Data extracted from a collection:
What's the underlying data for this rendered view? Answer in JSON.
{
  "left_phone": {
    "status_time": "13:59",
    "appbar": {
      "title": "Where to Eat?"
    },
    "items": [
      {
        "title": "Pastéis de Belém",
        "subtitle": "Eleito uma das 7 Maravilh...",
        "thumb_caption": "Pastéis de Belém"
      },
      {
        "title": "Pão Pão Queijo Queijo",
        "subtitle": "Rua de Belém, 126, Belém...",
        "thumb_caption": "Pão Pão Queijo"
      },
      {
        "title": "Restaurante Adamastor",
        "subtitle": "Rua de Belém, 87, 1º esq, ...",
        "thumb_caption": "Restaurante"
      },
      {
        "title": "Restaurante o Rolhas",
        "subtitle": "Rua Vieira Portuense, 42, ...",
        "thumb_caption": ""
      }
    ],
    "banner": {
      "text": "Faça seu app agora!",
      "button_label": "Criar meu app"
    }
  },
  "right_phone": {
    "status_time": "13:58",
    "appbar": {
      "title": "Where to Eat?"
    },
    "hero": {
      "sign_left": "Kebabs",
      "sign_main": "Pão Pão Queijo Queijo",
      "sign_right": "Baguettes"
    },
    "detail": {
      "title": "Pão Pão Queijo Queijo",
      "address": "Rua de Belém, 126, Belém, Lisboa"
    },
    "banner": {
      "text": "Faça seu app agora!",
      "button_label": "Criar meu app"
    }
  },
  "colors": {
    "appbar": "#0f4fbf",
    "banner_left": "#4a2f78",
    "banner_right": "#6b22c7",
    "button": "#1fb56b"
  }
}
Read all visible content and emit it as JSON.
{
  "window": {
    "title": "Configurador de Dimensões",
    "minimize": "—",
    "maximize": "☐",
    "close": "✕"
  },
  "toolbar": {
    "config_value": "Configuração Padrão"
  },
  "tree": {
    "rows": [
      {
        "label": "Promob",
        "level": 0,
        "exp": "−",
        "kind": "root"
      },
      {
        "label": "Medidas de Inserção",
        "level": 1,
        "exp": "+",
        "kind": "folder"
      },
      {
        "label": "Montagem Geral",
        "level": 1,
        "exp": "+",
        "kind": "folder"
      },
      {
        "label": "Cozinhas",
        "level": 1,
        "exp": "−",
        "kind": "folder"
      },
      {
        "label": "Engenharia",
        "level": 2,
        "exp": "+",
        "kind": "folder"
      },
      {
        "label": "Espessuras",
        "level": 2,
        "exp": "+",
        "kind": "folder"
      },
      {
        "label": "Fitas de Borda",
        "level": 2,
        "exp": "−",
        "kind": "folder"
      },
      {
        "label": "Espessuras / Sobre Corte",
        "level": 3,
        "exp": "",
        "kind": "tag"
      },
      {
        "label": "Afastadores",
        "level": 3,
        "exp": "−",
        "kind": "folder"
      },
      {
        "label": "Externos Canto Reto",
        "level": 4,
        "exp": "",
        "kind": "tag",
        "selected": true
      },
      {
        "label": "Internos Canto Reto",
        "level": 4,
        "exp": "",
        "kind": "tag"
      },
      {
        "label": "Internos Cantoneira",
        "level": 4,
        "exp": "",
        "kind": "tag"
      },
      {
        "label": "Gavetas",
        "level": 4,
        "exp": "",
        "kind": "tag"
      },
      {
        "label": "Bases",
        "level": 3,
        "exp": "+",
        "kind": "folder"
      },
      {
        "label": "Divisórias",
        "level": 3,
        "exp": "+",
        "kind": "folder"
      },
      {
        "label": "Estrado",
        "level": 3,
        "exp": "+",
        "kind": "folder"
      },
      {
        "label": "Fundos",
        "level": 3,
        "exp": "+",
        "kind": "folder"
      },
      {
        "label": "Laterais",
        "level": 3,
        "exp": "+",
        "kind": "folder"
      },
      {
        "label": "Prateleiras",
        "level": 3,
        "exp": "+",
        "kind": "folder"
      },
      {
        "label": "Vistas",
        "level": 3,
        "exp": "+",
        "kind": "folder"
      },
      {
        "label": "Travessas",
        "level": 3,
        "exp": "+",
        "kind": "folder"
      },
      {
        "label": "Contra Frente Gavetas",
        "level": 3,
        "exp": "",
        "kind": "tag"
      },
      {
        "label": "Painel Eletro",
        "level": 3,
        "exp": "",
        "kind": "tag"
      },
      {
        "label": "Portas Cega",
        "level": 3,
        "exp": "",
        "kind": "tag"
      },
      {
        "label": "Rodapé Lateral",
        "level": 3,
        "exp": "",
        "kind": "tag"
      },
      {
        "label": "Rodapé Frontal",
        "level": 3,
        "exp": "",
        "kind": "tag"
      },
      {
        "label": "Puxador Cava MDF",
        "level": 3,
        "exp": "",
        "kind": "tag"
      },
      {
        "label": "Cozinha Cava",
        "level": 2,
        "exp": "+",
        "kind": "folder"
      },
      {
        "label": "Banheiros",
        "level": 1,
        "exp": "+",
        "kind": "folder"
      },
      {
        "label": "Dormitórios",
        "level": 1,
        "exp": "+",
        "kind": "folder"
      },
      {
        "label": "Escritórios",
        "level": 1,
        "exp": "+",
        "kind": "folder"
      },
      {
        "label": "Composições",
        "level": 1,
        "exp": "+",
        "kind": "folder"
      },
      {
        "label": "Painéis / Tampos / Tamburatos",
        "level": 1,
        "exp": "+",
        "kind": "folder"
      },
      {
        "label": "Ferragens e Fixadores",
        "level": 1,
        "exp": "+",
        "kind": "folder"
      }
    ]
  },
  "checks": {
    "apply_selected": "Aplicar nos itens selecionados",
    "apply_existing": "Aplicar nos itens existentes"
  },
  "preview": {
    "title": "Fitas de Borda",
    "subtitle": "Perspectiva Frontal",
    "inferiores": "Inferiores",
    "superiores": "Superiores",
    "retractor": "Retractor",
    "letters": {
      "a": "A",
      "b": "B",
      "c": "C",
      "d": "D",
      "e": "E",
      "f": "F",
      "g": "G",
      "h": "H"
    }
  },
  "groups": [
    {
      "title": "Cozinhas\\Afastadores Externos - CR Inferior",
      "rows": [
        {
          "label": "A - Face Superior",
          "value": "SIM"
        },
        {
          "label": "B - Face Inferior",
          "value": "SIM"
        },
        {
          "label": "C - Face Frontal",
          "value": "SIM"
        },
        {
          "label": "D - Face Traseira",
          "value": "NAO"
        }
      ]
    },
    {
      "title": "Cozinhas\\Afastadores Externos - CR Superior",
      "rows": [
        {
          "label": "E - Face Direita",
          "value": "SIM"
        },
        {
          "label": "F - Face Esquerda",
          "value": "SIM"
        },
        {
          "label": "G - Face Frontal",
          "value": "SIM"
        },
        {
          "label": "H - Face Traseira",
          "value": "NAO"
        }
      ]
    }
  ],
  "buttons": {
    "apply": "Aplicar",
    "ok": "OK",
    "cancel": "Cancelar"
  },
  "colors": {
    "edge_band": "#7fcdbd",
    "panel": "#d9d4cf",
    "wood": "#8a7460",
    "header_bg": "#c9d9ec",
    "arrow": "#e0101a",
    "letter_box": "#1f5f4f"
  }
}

• [Your goal]: Transcribe the data. Leave every line exactly as it is.

• [Problem solution]:
What's the underlying data for this rendered view? Answer in JSON.
{
  "left_phone": {
    "status_time": "13:59",
    "appbar": {
      "title": "Where to Eat?"
    },
    "items": [
      {
        "title": "Pastéis de Belém",
        "subtitle": "Eleito uma das 7 Maravilh...",
        "thumb_caption": "Pastéis de Belém"
      },
      {
        "title": "Pão Pão Queijo Queijo",
        "subtitle": "Rua de Belém, 126, Belém...",
        "thumb_caption": "Pão Pão Queijo"
      },
      {
        "title": "Restaurante Adamastor",
        "subtitle": "Rua de Belém, 87, 1º esq, ...",
        "thumb_caption": "Restaurante"
      },
      {
        "title": "Restaurante o Rolhas",
        "subtitle": "Rua Vieira Portuense, 42, ...",
        "thumb_caption": ""
      }
    ],
    "banner": {
      "text": "Faça seu app agora!",
      "button_label": "Criar meu app"
    }
  },
  "right_phone": {
    "status_time": "13:58",
    "appbar": {
      "title": "Where to Eat?"
    },
    "hero": {
      "sign_left": "Kebabs",
      "sign_main": "Pão Pão Queijo Queijo",
      "sign_right": "Baguettes"
    },
    "detail": {
      "title": "Pão Pão Queijo Queijo",
      "address": "Rua de Belém, 126, Belém, Lisboa"
    },
    "banner": {
      "text": "Faça seu app agora!",
      "button_label": "Criar meu app"
    }
  },
  "colors": {
    "appbar": "#0f4fbf",
    "banner_left": "#4a2f78",
    "banner_right": "#6b22c7",
    "button": "#1fb56b"
  }
}
Read all visible content and emit it as JSON.
{
  "window": {
    "title": "Configurador de Dimensões",
    "minimize": "—",
    "maximize": "☐",
    "close": "✕"
  },
  "toolbar": {
    "config_value": "Configuração Padrão"
  },
  "tree": {
    "rows": [
      {
        "label": "Promob",
        "level": 0,
        "exp": "−",
        "kind": "root"
      },
      {
        "label": "Medidas de Inserção",
        "level": 1,
        "exp": "+",
        "kind": "folder"
      },
      {
        "label": "Montagem Geral",
        "level": 1,
        "exp": "+",
        "kind": "folder"
      },
      {
        "label": "Cozinhas",
        "level": 1,
        "exp": "−",
        "kind": "folder"
      },
      {
        "label": "Engenharia",
        "level": 2,
        "exp": "+",
        "kind": "folder"
      },
      {
        "label": "Espessuras",
        "level": 2,
        "exp": "+",
        "kind": "folder"
      },
      {
        "label": "Fitas de Borda",
        "level": 2,
        "exp": "−",
        "kind": "folder"
      },
      {
        "label": "Espessuras / Sobre Corte",
        "level": 3,
        "exp": "",
        "kind": "tag"
      },
      {
        "label": "Afastadores",
        "level": 3,
        "exp": "−",
        "kind": "folder"
      },
      {
        "label": "Externos Canto Reto",
        "level": 4,
        "exp": "",
        "kind": "tag",
        "selected": true
      },
      {
        "label": "Internos Canto Reto",
        "level": 4,
        "exp": "",
        "kind": "tag"
      },
      {
        "label": "Internos Cantoneira",
        "level": 4,
        "exp": "",
        "kind": "tag"
      },
      {
        "label": "Gavetas",
        "level": 4,
        "exp": "",
        "kind": "tag"
      },
      {
        "label": "Bases",
        "level": 3,
        "exp": "+",
        "kind": "folder"
      },
      {
        "label": "Divisórias",
        "level": 3,
        "exp": "+",
        "kind": "folder"
      },
      {
        "label": "Estrado",
        "level": 3,
        "exp": "+",
        "kind": "folder"
      },
      {
        "label": "Fundos",
        "level": 3,
        "exp": "+",
        "kind": "folder"
      },
      {
        "label": "Laterais",
        "level": 3,
        "exp": "+",
        "kind": "folder"
      },
      {
        "label": "Prateleiras",
        "level": 3,
        "exp": "+",
        "kind": "folder"
      },
      {
        "label": "Vistas",
        "level": 3,
        "exp": "+",
        "kind": "folder"
      },
      {
        "label": "Travessas",
        "level": 3,
        "exp": "+",
        "kind": "folder"
      },
      {
        "label": "Contra Frente Gavetas",
        "level": 3,
        "exp": "",
        "kind": "tag"
      },
      {
        "label": "Painel Eletro",
        "level": 3,
        "exp": "",
        "kind": "tag"
      },
      {
        "label": "Portas Cega",
        "level": 3,
        "exp": "",
        "kind": "tag"
      },
      {
        "label": "Rodapé Lateral",
        "level": 3,
        "exp": "",
        "kind": "tag"
      },
      {
        "label": "Rodapé Frontal",
        "level": 3,
        "exp": "",
        "kind": "tag"
      },
      {
        "label": "Puxador Cava MDF",
        "level": 3,
        "exp": "",
        "kind": "tag"
      },
      {
        "label": "Cozinha Cava",
        "level": 2,
        "exp": "+",
        "kind": "folder"
      },
      {
        "label": "Banheiros",
        "level": 1,
        "exp": "+",
        "kind": "folder"
      },
      {
        "label": "Dormitórios",
        "level": 1,
        "exp": "+",
        "kind": "folder"
      },
      {
        "label": "Escritórios",
        "level": 1,
        "exp": "+",
        "kind": "folder"
      },
      {
        "label": "Composições",
        "level": 1,
        "exp": "+",
        "kind": "folder"
      },
      {
        "label": "Painéis / Tampos / Tamburatos",
        "level": 1,
        "exp": "+",
        "kind": "folder"
      },
      {
        "label": "Ferragens e Fixadores",
        "level": 1,
        "exp": "+",
        "kind": "folder"
      }
    ]
  },
  "checks": {
    "apply_selected": "Aplicar nos itens selecionados",
    "apply_existing": "Aplicar nos itens existentes"
  },
  "preview": {
    "title": "Fitas de Borda",
    "subtitle": "Perspectiva Frontal",
    "inferiores": "Inferiores",
    "superiores": "Superiores",
    "retractor": "Retractor",
    "letters": {
      "a": "A",
      "b": "B",
      "c": "C",
      "d": "D",
      "e": "E",
      "f": "F",
      "g": "G",
      "h": "H"
    }
  },
  "groups": [
    {
      "title": "Cozinhas\\Afastadores Externos - CR Inferior",
      "rows": [
        {
          "label": "A - Face Superior",
          "value": "SIM"
        },
        {
          "label": "B - Face Inferior",
          "value": "SIM"
        },
        {
          "label": "C - Face Frontal",
          "value": "SIM"
        },
        {
          "label": "D - Face Traseira",
          "value": "NAO"
        }
      ]
    },
    {
      "title": "Cozinhas\\Afastadores Externos - CR Superior",
      "rows": [
        {
          "label": "E - Face Direita",
          "value": "SIM"
        },
        {
          "label": "F - Face Esquerda",
          "value": "SIM"
        },
        {
          "label": "G - Face Frontal",
          "value": "SIM"
        },
        {
          "label": "H - Face Traseira",
          "value": "NAO"
        }
      ]
    }
  ],
  "buttons": {
    "apply": "Aplicar",
    "ok": "OK",
    "cancel": "Cancelar"
  },
  "colors": {
    "edge_band": "#7fcdbd",
    "panel": "#d9d4cf",
    "wood": "#8a7460",
    "header_bg": "#c9d9ec",
    "arrow": "#e0101a",
    "letter_box": "#1f5f4f"
  }
}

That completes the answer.